▶ DESCRIPTION OF THE TASK:
Repeat the listing exactly as given, omitting every image.

Stored data:
>> Begin
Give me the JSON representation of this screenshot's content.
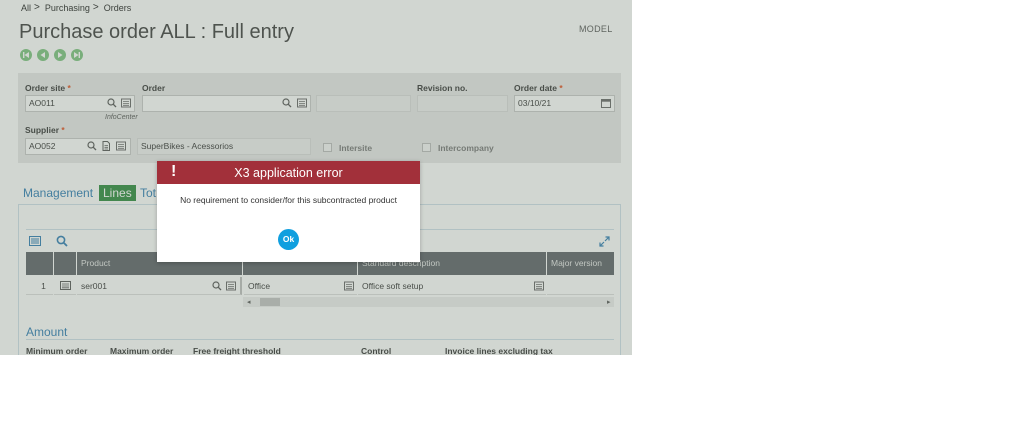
{
  "breadcrumb": [
    "All",
    "Purchasing",
    "Orders"
  ],
  "model_label": "MODEL",
  "page_title": "Purchase order ALL : Full entry",
  "nav_icons": [
    "first-record-icon",
    "previous-record-icon",
    "next-record-icon",
    "last-record-icon"
  ],
  "header": {
    "order_site": {
      "label": "Order site",
      "value": "AO011",
      "hint": "InfoCenter"
    },
    "order": {
      "label": "Order",
      "value": ""
    },
    "revision_no": {
      "label": "Revision no.",
      "value": ""
    },
    "order_date": {
      "label": "Order date",
      "value": "03/10/21"
    },
    "supplier": {
      "label": "Supplier",
      "value": "AO052",
      "name": "SuperBikes - Acessorios"
    },
    "intersite": {
      "label": "Intersite",
      "checked": false
    },
    "intercompany": {
      "label": "Intercompany",
      "checked": false
    }
  },
  "tabs": [
    "Management",
    "Lines",
    "Tot"
  ],
  "lines_table": {
    "columns": [
      "Product",
      "Standard description",
      "Major version"
    ],
    "rows": [
      {
        "num": "1",
        "product": "ser001",
        "col3": "Office",
        "description": "Office soft setup"
      }
    ]
  },
  "amount_section": {
    "title": "Amount",
    "fields": [
      "Minimum order",
      "Maximum order",
      "Free freight threshold",
      "Control",
      "Invoice lines excluding tax"
    ]
  },
  "dialog": {
    "title": "X3 application error",
    "message": "No requirement to consider/for this subcontracted product",
    "ok_label": "Ok"
  },
  "colors": {
    "dialog_header": "#a2303a",
    "ok_button": "#109fdf",
    "active_tab": "#2c8a3c",
    "nav_button": "#7cc47f",
    "link_blue": "#2e7db5"
  }
}
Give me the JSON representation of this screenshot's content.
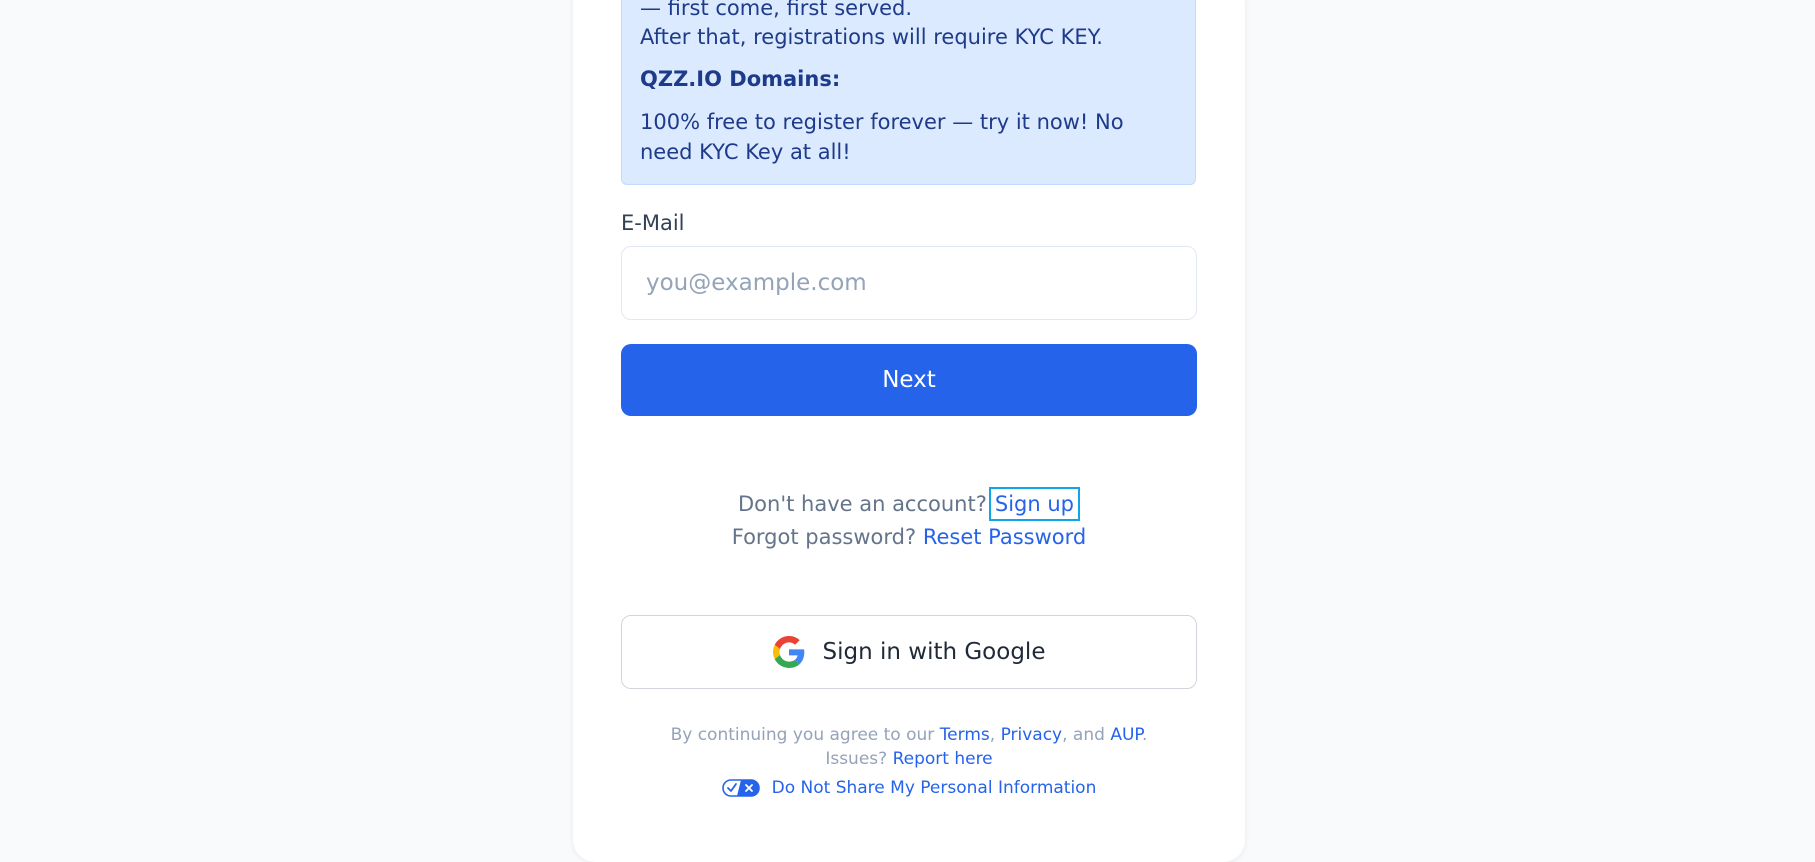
{
  "notice": {
    "line1": "— first come, first served.",
    "line2": "After that, registrations will require KYC KEY.",
    "heading": "QZZ.IO Domains:",
    "body": "100% free to register forever — try it now! No need KYC Key at all!"
  },
  "form": {
    "email_label": "E-Mail",
    "email_placeholder": "you@example.com",
    "email_value": "",
    "next_label": "Next"
  },
  "links": {
    "no_account_text": "Don't have an account?",
    "signup_label": "Sign up",
    "forgot_text": "Forgot password?",
    "reset_label": "Reset Password"
  },
  "google": {
    "label": "Sign in with Google",
    "icon": "google-logo-icon"
  },
  "legal": {
    "prefix": "By continuing you agree to our",
    "terms": "Terms",
    "comma": ",",
    "privacy": "Privacy",
    "and": ", and",
    "aup": "AUP",
    "period": ".",
    "issues_text": "Issues?",
    "report_label": "Report here",
    "privacy_choice_label": "Do Not Share My Personal Information",
    "privacy_icon": "privacy-choices-icon"
  },
  "colors": {
    "accent": "#2563eb",
    "notice_bg": "#dbeafe",
    "notice_text": "#1e3a8a",
    "page_bg": "#f8fafc",
    "focus_outline": "#0ea5e9"
  }
}
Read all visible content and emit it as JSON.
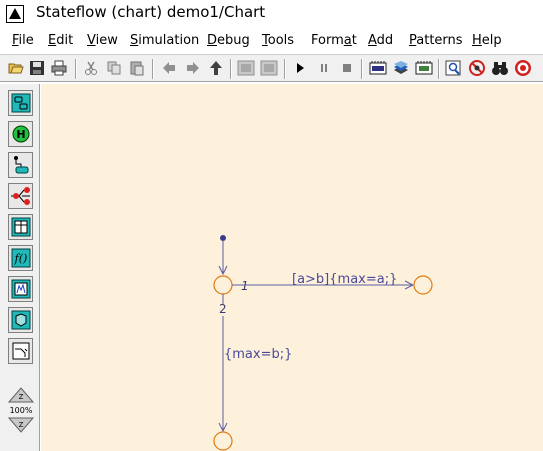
{
  "window": {
    "title": "Stateflow (chart) demo1/Chart"
  },
  "menu": {
    "file": "File",
    "edit": "Edit",
    "view": "View",
    "simulation": "Simulation",
    "debug": "Debug",
    "tools": "Tools",
    "format": "Format",
    "add": "Add",
    "patterns": "Patterns",
    "help": "Help"
  },
  "palette": {
    "zoom_level": "100%"
  },
  "chart": {
    "transition1": {
      "order": "1",
      "label": "[a>b]{max=a;}"
    },
    "transition2": {
      "order": "2",
      "label": "{max=b;}"
    }
  },
  "colors": {
    "canvas": "#fdf1dc",
    "junction": "#e07a10",
    "transition": "#5a5aa0"
  }
}
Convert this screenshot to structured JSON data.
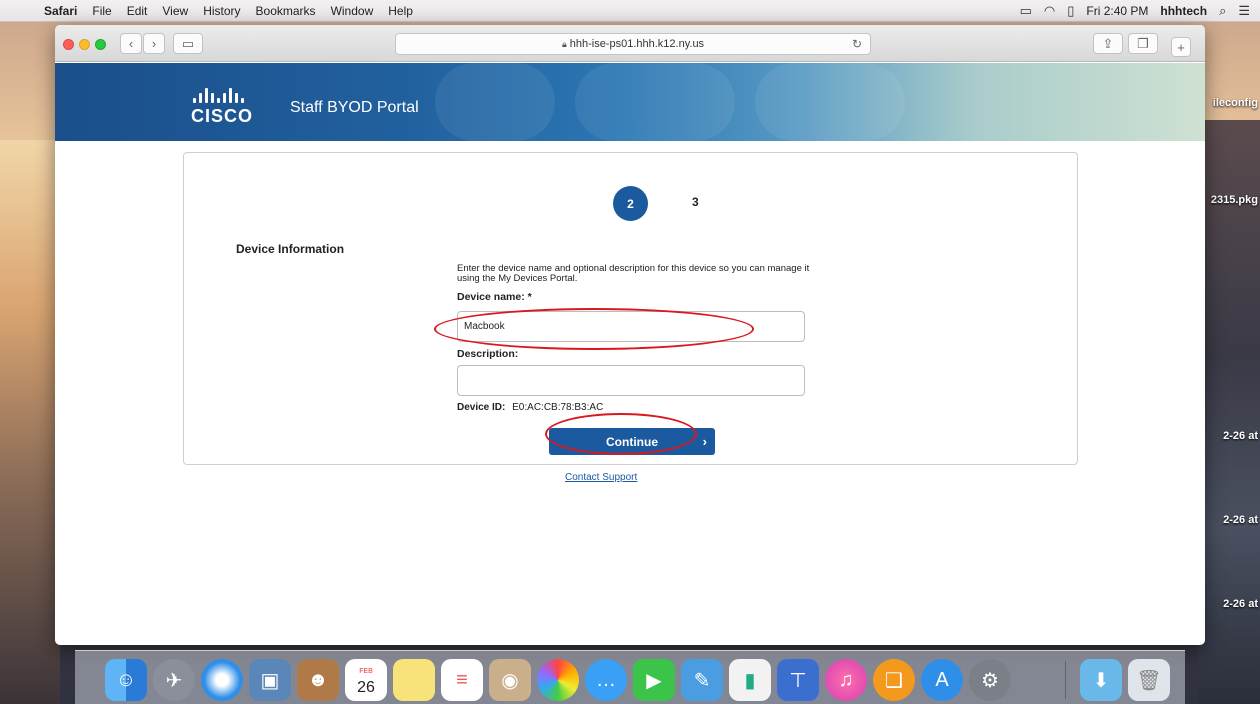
{
  "menubar": {
    "app": "Safari",
    "items": [
      "File",
      "Edit",
      "View",
      "History",
      "Bookmarks",
      "Window",
      "Help"
    ],
    "clock": "Fri 2:40 PM",
    "user": "hhhtech"
  },
  "browser": {
    "url": "hhh-ise-ps01.hhh.k12.ny.us"
  },
  "portal": {
    "logo_text": "CISCO",
    "title": "Staff BYOD Portal",
    "step_current": "2",
    "step_next": "3",
    "section_title": "Device Information",
    "instructions": "Enter the device name and optional description for this device so you can manage it using the My Devices Portal.",
    "device_name_label": "Device name: *",
    "device_name_value": "Macbook",
    "description_label": "Description:",
    "description_value": "",
    "device_id_label": "Device ID:",
    "device_id_value": "E0:AC:CB:78:B3:AC",
    "continue_label": "Continue",
    "contact_support": "Contact Support"
  },
  "desktop_labels": [
    "ileconfig",
    "2315.pkg",
    "2-26 at",
    "2-26 at",
    "2-26 at"
  ],
  "dock": {
    "calendar_month": "FEB",
    "calendar_day": "26",
    "icons": [
      "finder-icon",
      "launchpad-icon",
      "safari-icon",
      "preview-icon",
      "contacts-icon",
      "calendar-icon",
      "notes-icon",
      "reminders-icon",
      "photo-booth-icon",
      "photos-icon",
      "messages-icon",
      "facetime-icon",
      "textedit-icon",
      "numbers-icon",
      "keynote-icon",
      "itunes-icon",
      "ibooks-icon",
      "app-store-icon",
      "system-preferences-icon",
      "downloads-folder-icon",
      "trash-icon"
    ]
  }
}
>> End
▶ EXERCISE OUTPUT:
Give me the JSON representation of this screenshot's content.
{
  "breadcrumb": [
    "All",
    "Purchasing",
    "Orders"
  ],
  "model_label": "MODEL",
  "page_title": "Purchase order ALL : Full entry",
  "nav_icons": [
    "first-record-icon",
    "previous-record-icon",
    "next-record-icon",
    "last-record-icon"
  ],
  "header": {
    "order_site": {
      "label": "Order site",
      "value": "AO011",
      "hint": "InfoCenter"
    },
    "order": {
      "label": "Order",
      "value": ""
    },
    "revision_no": {
      "label": "Revision no.",
      "value": ""
    },
    "order_date": {
      "label": "Order date",
      "value": "03/10/21"
    },
    "supplier": {
      "label": "Supplier",
      "value": "AO052",
      "name": "SuperBikes - Acessorios"
    },
    "intersite": {
      "label": "Intersite",
      "checked": false
    },
    "intercompany": {
      "label": "Intercompany",
      "checked": false
    }
  },
  "tabs": [
    "Management",
    "Lines",
    "Tot"
  ],
  "lines_table": {
    "columns": [
      "Product",
      "Standard description",
      "Major version"
    ],
    "rows": [
      {
        "num": "1",
        "product": "ser001",
        "col3": "Office",
        "description": "Office soft setup"
      }
    ]
  },
  "amount_section": {
    "title": "Amount",
    "fields": [
      "Minimum order",
      "Maximum order",
      "Free freight threshold",
      "Control",
      "Invoice lines excluding tax"
    ]
  },
  "dialog": {
    "title": "X3 application error",
    "message": "No requirement to consider/for this subcontracted product",
    "ok_label": "Ok"
  },
  "colors": {
    "dialog_header": "#a2303a",
    "ok_button": "#109fdf",
    "active_tab": "#2c8a3c",
    "nav_button": "#7cc47f",
    "link_blue": "#2e7db5"
  }
}
Give me the JSON representation of this screenshot's content.
{
  "notice": {
    "line1": "— first come, first served.",
    "line2": "After that, registrations will require KYC KEY.",
    "heading": "QZZ.IO Domains:",
    "body": "100% free to register forever — try it now! No need KYC Key at all!"
  },
  "form": {
    "email_label": "E-Mail",
    "email_placeholder": "you@example.com",
    "email_value": "",
    "next_label": "Next"
  },
  "links": {
    "no_account_text": "Don't have an account?",
    "signup_label": "Sign up",
    "forgot_text": "Forgot password?",
    "reset_label": "Reset Password"
  },
  "google": {
    "label": "Sign in with Google",
    "icon": "google-logo-icon"
  },
  "legal": {
    "prefix": "By continuing you agree to our",
    "terms": "Terms",
    "comma": ",",
    "privacy": "Privacy",
    "and": ", and",
    "aup": "AUP",
    "period": ".",
    "issues_text": "Issues?",
    "report_label": "Report here",
    "privacy_choice_label": "Do Not Share My Personal Information",
    "privacy_icon": "privacy-choices-icon"
  },
  "colors": {
    "accent": "#2563eb",
    "notice_bg": "#dbeafe",
    "notice_text": "#1e3a8a",
    "page_bg": "#f8fafc",
    "focus_outline": "#0ea5e9"
  }
}
Read all visible content and emit it as JSON.
{
  "window": {
    "title": "Stateflow (chart) demo1/Chart"
  },
  "menu": {
    "file": "File",
    "edit": "Edit",
    "view": "View",
    "simulation": "Simulation",
    "debug": "Debug",
    "tools": "Tools",
    "format": "Format",
    "add": "Add",
    "patterns": "Patterns",
    "help": "Help"
  },
  "palette": {
    "zoom_level": "100%"
  },
  "chart": {
    "transition1": {
      "order": "1",
      "label": "[a>b]{max=a;}"
    },
    "transition2": {
      "order": "2",
      "label": "{max=b;}"
    }
  },
  "colors": {
    "canvas": "#fdf1dc",
    "junction": "#e07a10",
    "transition": "#5a5aa0"
  }
}
Convert this screenshot to structured JSON data.
{
  "menubar": {
    "app": "Safari",
    "items": [
      "File",
      "Edit",
      "View",
      "History",
      "Bookmarks",
      "Window",
      "Help"
    ],
    "clock": "Fri 2:40 PM",
    "user": "hhhtech"
  },
  "browser": {
    "url": "hhh-ise-ps01.hhh.k12.ny.us"
  },
  "portal": {
    "logo_text": "CISCO",
    "title": "Staff BYOD Portal",
    "step_current": "2",
    "step_next": "3",
    "section_title": "Device Information",
    "instructions": "Enter the device name and optional description for this device so you can manage it using the My Devices Portal.",
    "device_name_label": "Device name: *",
    "device_name_value": "Macbook",
    "description_label": "Description:",
    "description_value": "",
    "device_id_label": "Device ID:",
    "device_id_value": "E0:AC:CB:78:B3:AC",
    "continue_label": "Continue",
    "contact_support": "Contact Support"
  },
  "desktop_labels": [
    "ileconfig",
    "2315.pkg",
    "2-26 at",
    "2-26 at",
    "2-26 at"
  ],
  "dock": {
    "calendar_month": "FEB",
    "calendar_day": "26",
    "icons": [
      "finder-icon",
      "launchpad-icon",
      "safari-icon",
      "preview-icon",
      "contacts-icon",
      "calendar-icon",
      "notes-icon",
      "reminders-icon",
      "photo-booth-icon",
      "photos-icon",
      "messages-icon",
      "facetime-icon",
      "textedit-icon",
      "numbers-icon",
      "keynote-icon",
      "itunes-icon",
      "ibooks-icon",
      "app-store-icon",
      "system-preferences-icon",
      "downloads-folder-icon",
      "trash-icon"
    ]
  }
}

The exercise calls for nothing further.